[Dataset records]
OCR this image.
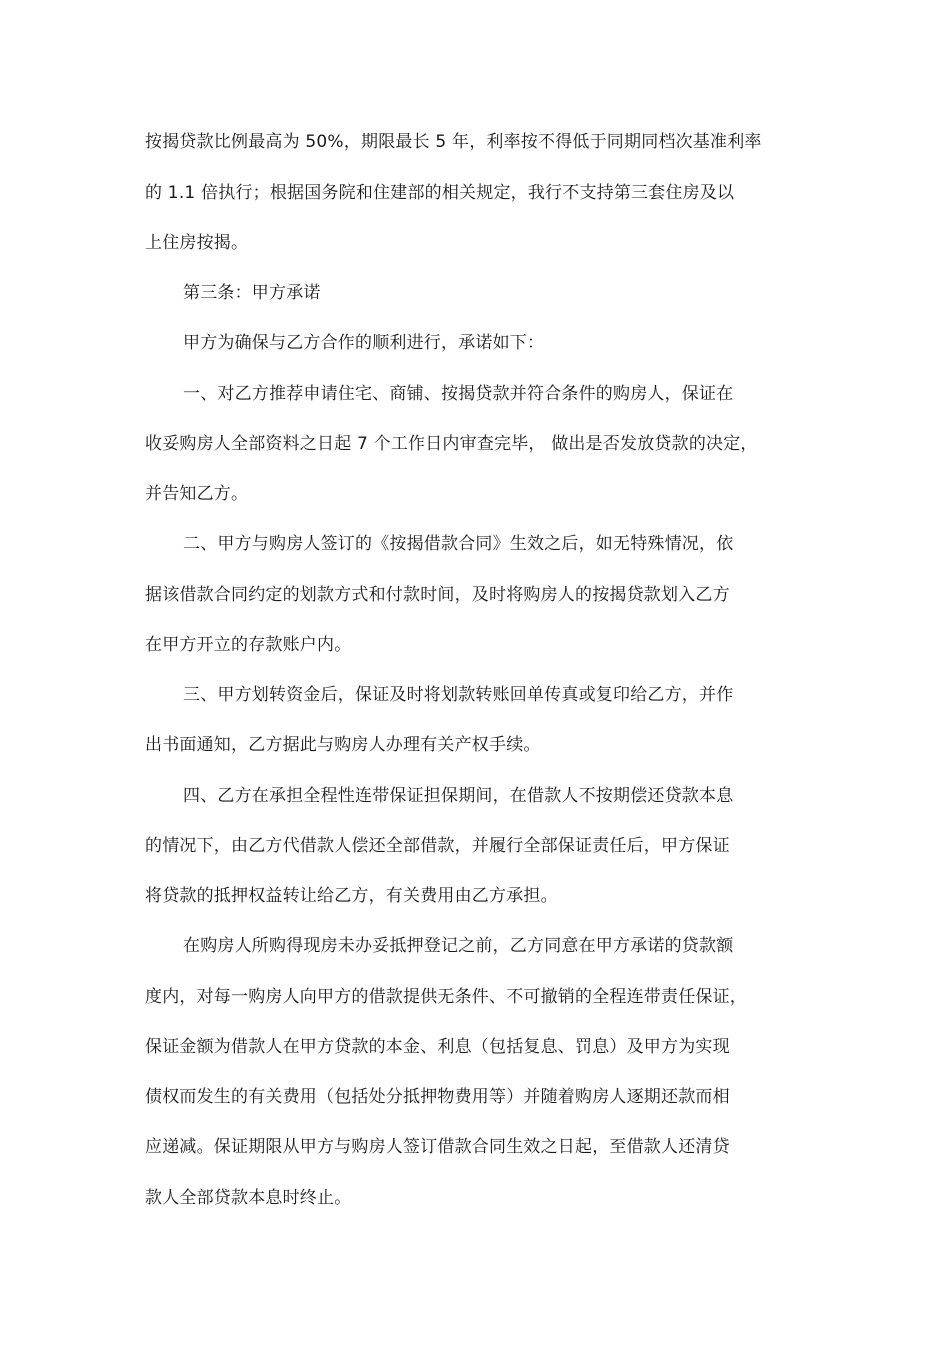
按揭贷款比例最高为 50%，期限最长 5 年，利率按不得低于同期同档次基准利率
的 1.1 倍执行；根据国务院和住建部的相关规定，我行不支持第三套住房及以
上住房按揭。
第三条：甲方承诺
甲方为确保与乙方合作的顺利进行，承诺如下：
一、对乙方推荐申请住宅、商铺、按揭贷款并符合条件的购房人，保证在
收妥购房人全部资料之日起 7 个工作日内审查完毕， 做出是否发放贷款的决定，
并告知乙方。
二、甲方与购房人签订的《按揭借款合同》生效之后，如无特殊情况，依
据该借款合同约定的划款方式和付款时间，及时将购房人的按揭贷款划入乙方
在甲方开立的存款账户内。
三、甲方划转资金后，保证及时将划款转账回单传真或复印给乙方，并作
出书面通知，乙方据此与购房人办理有关产权手续。
四、乙方在承担全程性连带保证担保期间，在借款人不按期偿还贷款本息
的情况下，由乙方代借款人偿还全部借款，并履行全部保证责任后，甲方保证
将贷款的抵押权益转让给乙方，有关费用由乙方承担。
在购房人所购得现房未办妥抵押登记之前，乙方同意在甲方承诺的贷款额
度内，对每一购房人向甲方的借款提供无条件、不可撤销的全程连带责任保证，
保证金额为借款人在甲方贷款的本金、利息（包括复息、罚息）及甲方为实现
债权而发生的有关费用（包括处分抵押物费用等）并随着购房人逐期还款而相
应递减。保证期限从甲方与购房人签订借款合同生效之日起，至借款人还清贷
款人全部贷款本息时终止。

REQUIRED TASK
Exclude the images and reproduce the remaining data exactly.

ANSWER FOR THIS EXERCISE
OCR this image.
按揭贷款比例最高为 50%，期限最长 5 年，利率按不得低于同期同档次基准利率
的 1.1 倍执行；根据国务院和住建部的相关规定，我行不支持第三套住房及以
上住房按揭。
第三条：甲方承诺
甲方为确保与乙方合作的顺利进行，承诺如下：
一、对乙方推荐申请住宅、商铺、按揭贷款并符合条件的购房人，保证在
收妥购房人全部资料之日起 7 个工作日内审查完毕， 做出是否发放贷款的决定，
并告知乙方。
二、甲方与购房人签订的《按揭借款合同》生效之后，如无特殊情况，依
据该借款合同约定的划款方式和付款时间，及时将购房人的按揭贷款划入乙方
在甲方开立的存款账户内。
三、甲方划转资金后，保证及时将划款转账回单传真或复印给乙方，并作
出书面通知，乙方据此与购房人办理有关产权手续。
四、乙方在承担全程性连带保证担保期间，在借款人不按期偿还贷款本息
的情况下，由乙方代借款人偿还全部借款，并履行全部保证责任后，甲方保证
将贷款的抵押权益转让给乙方，有关费用由乙方承担。
在购房人所购得现房未办妥抵押登记之前，乙方同意在甲方承诺的贷款额
度内，对每一购房人向甲方的借款提供无条件、不可撤销的全程连带责任保证，
保证金额为借款人在甲方贷款的本金、利息（包括复息、罚息）及甲方为实现
债权而发生的有关费用（包括处分抵押物费用等）并随着购房人逐期还款而相
应递减。保证期限从甲方与购房人签订借款合同生效之日起，至借款人还清贷
款人全部贷款本息时终止。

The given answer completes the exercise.